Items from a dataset
>>>>
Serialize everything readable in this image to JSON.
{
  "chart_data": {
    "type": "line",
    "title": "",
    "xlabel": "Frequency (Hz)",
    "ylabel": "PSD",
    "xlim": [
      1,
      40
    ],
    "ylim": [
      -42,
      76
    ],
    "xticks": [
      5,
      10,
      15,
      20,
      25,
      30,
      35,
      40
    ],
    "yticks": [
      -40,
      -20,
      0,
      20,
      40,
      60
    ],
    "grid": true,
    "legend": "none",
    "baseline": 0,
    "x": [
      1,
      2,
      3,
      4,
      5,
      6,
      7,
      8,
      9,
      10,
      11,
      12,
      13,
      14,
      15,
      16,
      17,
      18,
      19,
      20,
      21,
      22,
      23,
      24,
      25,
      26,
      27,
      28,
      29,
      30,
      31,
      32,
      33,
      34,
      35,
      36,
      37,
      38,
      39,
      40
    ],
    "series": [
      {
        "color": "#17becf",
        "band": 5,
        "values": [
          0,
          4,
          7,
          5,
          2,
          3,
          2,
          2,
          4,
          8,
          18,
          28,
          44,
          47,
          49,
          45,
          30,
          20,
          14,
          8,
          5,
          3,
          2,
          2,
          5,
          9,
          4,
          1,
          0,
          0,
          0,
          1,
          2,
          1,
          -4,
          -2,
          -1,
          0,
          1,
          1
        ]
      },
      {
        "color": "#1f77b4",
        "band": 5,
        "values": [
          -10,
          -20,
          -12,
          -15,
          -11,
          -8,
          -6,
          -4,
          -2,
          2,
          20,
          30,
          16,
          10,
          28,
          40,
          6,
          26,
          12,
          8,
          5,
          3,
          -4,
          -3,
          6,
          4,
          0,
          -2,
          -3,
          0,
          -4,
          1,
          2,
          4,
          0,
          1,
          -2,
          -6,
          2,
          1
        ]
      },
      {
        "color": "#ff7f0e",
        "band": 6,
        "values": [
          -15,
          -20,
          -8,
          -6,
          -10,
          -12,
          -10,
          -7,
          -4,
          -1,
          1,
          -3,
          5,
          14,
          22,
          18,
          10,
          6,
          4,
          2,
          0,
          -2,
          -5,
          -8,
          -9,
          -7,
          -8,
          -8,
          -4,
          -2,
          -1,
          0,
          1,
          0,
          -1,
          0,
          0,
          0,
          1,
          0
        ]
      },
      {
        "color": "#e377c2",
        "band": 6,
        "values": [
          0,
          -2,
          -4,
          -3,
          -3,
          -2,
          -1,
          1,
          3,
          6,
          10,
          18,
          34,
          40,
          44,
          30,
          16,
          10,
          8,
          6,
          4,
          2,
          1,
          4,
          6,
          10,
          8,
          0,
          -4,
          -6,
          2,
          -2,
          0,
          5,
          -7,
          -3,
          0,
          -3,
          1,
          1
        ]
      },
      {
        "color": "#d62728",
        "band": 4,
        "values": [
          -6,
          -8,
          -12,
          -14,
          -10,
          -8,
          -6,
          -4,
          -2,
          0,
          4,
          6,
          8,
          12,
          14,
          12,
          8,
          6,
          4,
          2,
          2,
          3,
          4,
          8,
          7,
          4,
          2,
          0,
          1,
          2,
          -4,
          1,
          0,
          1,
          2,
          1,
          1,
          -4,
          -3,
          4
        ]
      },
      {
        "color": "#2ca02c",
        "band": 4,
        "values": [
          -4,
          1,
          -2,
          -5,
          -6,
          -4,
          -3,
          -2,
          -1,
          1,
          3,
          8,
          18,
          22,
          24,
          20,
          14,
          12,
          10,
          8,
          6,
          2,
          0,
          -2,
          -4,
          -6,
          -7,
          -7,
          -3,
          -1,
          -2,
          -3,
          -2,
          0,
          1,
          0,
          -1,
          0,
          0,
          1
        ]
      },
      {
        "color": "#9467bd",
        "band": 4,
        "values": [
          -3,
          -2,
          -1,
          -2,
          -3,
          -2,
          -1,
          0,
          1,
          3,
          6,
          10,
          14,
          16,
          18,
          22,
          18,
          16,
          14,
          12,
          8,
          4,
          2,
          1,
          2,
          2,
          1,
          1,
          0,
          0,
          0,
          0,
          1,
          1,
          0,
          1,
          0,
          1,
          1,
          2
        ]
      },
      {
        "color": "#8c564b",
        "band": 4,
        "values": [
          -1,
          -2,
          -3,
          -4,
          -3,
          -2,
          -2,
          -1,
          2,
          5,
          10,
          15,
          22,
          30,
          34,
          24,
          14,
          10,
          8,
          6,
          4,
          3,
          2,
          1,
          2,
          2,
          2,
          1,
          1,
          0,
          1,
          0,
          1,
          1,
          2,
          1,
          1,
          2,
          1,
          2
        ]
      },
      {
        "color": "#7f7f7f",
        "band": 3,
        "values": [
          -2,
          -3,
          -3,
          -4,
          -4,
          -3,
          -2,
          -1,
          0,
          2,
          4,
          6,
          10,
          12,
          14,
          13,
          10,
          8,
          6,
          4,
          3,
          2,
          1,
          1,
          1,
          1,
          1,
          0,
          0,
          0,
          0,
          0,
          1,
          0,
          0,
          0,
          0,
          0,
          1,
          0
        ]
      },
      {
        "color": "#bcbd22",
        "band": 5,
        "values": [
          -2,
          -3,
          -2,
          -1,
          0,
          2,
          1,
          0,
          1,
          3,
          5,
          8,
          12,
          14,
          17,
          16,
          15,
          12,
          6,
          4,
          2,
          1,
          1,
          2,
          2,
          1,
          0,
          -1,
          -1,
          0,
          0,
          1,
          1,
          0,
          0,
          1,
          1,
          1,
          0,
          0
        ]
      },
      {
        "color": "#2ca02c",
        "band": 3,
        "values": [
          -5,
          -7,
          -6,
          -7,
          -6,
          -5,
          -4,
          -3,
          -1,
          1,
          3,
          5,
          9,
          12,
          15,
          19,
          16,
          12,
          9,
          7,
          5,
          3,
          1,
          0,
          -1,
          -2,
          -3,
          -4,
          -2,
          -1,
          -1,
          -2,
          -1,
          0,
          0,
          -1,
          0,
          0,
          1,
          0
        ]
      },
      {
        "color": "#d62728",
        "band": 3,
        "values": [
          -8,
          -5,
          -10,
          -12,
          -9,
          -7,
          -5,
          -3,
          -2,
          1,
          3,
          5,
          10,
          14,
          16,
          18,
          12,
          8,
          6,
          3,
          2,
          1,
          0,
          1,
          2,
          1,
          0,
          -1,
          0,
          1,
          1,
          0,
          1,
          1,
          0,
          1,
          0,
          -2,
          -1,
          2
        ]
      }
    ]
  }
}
<<<<
Exercise task> Every line of the records above needs to be given again exactly.

Written response>
Serialize everything readable in this image to JSON.
{
  "chart_data": {
    "type": "line",
    "title": "",
    "xlabel": "Frequency (Hz)",
    "ylabel": "PSD",
    "xlim": [
      1,
      40
    ],
    "ylim": [
      -42,
      76
    ],
    "xticks": [
      5,
      10,
      15,
      20,
      25,
      30,
      35,
      40
    ],
    "yticks": [
      -40,
      -20,
      0,
      20,
      40,
      60
    ],
    "grid": true,
    "legend": "none",
    "baseline": 0,
    "x": [
      1,
      2,
      3,
      4,
      5,
      6,
      7,
      8,
      9,
      10,
      11,
      12,
      13,
      14,
      15,
      16,
      17,
      18,
      19,
      20,
      21,
      22,
      23,
      24,
      25,
      26,
      27,
      28,
      29,
      30,
      31,
      32,
      33,
      34,
      35,
      36,
      37,
      38,
      39,
      40
    ],
    "series": [
      {
        "color": "#17becf",
        "band": 5,
        "values": [
          0,
          4,
          7,
          5,
          2,
          3,
          2,
          2,
          4,
          8,
          18,
          28,
          44,
          47,
          49,
          45,
          30,
          20,
          14,
          8,
          5,
          3,
          2,
          2,
          5,
          9,
          4,
          1,
          0,
          0,
          0,
          1,
          2,
          1,
          -4,
          -2,
          -1,
          0,
          1,
          1
        ]
      },
      {
        "color": "#1f77b4",
        "band": 5,
        "values": [
          -10,
          -20,
          -12,
          -15,
          -11,
          -8,
          -6,
          -4,
          -2,
          2,
          20,
          30,
          16,
          10,
          28,
          40,
          6,
          26,
          12,
          8,
          5,
          3,
          -4,
          -3,
          6,
          4,
          0,
          -2,
          -3,
          0,
          -4,
          1,
          2,
          4,
          0,
          1,
          -2,
          -6,
          2,
          1
        ]
      },
      {
        "color": "#ff7f0e",
        "band": 6,
        "values": [
          -15,
          -20,
          -8,
          -6,
          -10,
          -12,
          -10,
          -7,
          -4,
          -1,
          1,
          -3,
          5,
          14,
          22,
          18,
          10,
          6,
          4,
          2,
          0,
          -2,
          -5,
          -8,
          -9,
          -7,
          -8,
          -8,
          -4,
          -2,
          -1,
          0,
          1,
          0,
          -1,
          0,
          0,
          0,
          1,
          0
        ]
      },
      {
        "color": "#e377c2",
        "band": 6,
        "values": [
          0,
          -2,
          -4,
          -3,
          -3,
          -2,
          -1,
          1,
          3,
          6,
          10,
          18,
          34,
          40,
          44,
          30,
          16,
          10,
          8,
          6,
          4,
          2,
          1,
          4,
          6,
          10,
          8,
          0,
          -4,
          -6,
          2,
          -2,
          0,
          5,
          -7,
          -3,
          0,
          -3,
          1,
          1
        ]
      },
      {
        "color": "#d62728",
        "band": 4,
        "values": [
          -6,
          -8,
          -12,
          -14,
          -10,
          -8,
          -6,
          -4,
          -2,
          0,
          4,
          6,
          8,
          12,
          14,
          12,
          8,
          6,
          4,
          2,
          2,
          3,
          4,
          8,
          7,
          4,
          2,
          0,
          1,
          2,
          -4,
          1,
          0,
          1,
          2,
          1,
          1,
          -4,
          -3,
          4
        ]
      },
      {
        "color": "#2ca02c",
        "band": 4,
        "values": [
          -4,
          1,
          -2,
          -5,
          -6,
          -4,
          -3,
          -2,
          -1,
          1,
          3,
          8,
          18,
          22,
          24,
          20,
          14,
          12,
          10,
          8,
          6,
          2,
          0,
          -2,
          -4,
          -6,
          -7,
          -7,
          -3,
          -1,
          -2,
          -3,
          -2,
          0,
          1,
          0,
          -1,
          0,
          0,
          1
        ]
      },
      {
        "color": "#9467bd",
        "band": 4,
        "values": [
          -3,
          -2,
          -1,
          -2,
          -3,
          -2,
          -1,
          0,
          1,
          3,
          6,
          10,
          14,
          16,
          18,
          22,
          18,
          16,
          14,
          12,
          8,
          4,
          2,
          1,
          2,
          2,
          1,
          1,
          0,
          0,
          0,
          0,
          1,
          1,
          0,
          1,
          0,
          1,
          1,
          2
        ]
      },
      {
        "color": "#8c564b",
        "band": 4,
        "values": [
          -1,
          -2,
          -3,
          -4,
          -3,
          -2,
          -2,
          -1,
          2,
          5,
          10,
          15,
          22,
          30,
          34,
          24,
          14,
          10,
          8,
          6,
          4,
          3,
          2,
          1,
          2,
          2,
          2,
          1,
          1,
          0,
          1,
          0,
          1,
          1,
          2,
          1,
          1,
          2,
          1,
          2
        ]
      },
      {
        "color": "#7f7f7f",
        "band": 3,
        "values": [
          -2,
          -3,
          -3,
          -4,
          -4,
          -3,
          -2,
          -1,
          0,
          2,
          4,
          6,
          10,
          12,
          14,
          13,
          10,
          8,
          6,
          4,
          3,
          2,
          1,
          1,
          1,
          1,
          1,
          0,
          0,
          0,
          0,
          0,
          1,
          0,
          0,
          0,
          0,
          0,
          1,
          0
        ]
      },
      {
        "color": "#bcbd22",
        "band": 5,
        "values": [
          -2,
          -3,
          -2,
          -1,
          0,
          2,
          1,
          0,
          1,
          3,
          5,
          8,
          12,
          14,
          17,
          16,
          15,
          12,
          6,
          4,
          2,
          1,
          1,
          2,
          2,
          1,
          0,
          -1,
          -1,
          0,
          0,
          1,
          1,
          0,
          0,
          1,
          1,
          1,
          0,
          0
        ]
      },
      {
        "color": "#2ca02c",
        "band": 3,
        "values": [
          -5,
          -7,
          -6,
          -7,
          -6,
          -5,
          -4,
          -3,
          -1,
          1,
          3,
          5,
          9,
          12,
          15,
          19,
          16,
          12,
          9,
          7,
          5,
          3,
          1,
          0,
          -1,
          -2,
          -3,
          -4,
          -2,
          -1,
          -1,
          -2,
          -1,
          0,
          0,
          -1,
          0,
          0,
          1,
          0
        ]
      },
      {
        "color": "#d62728",
        "band": 3,
        "values": [
          -8,
          -5,
          -10,
          -12,
          -9,
          -7,
          -5,
          -3,
          -2,
          1,
          3,
          5,
          10,
          14,
          16,
          18,
          12,
          8,
          6,
          3,
          2,
          1,
          0,
          1,
          2,
          1,
          0,
          -1,
          0,
          1,
          1,
          0,
          1,
          1,
          0,
          1,
          0,
          -2,
          -1,
          2
        ]
      }
    ]
  }
}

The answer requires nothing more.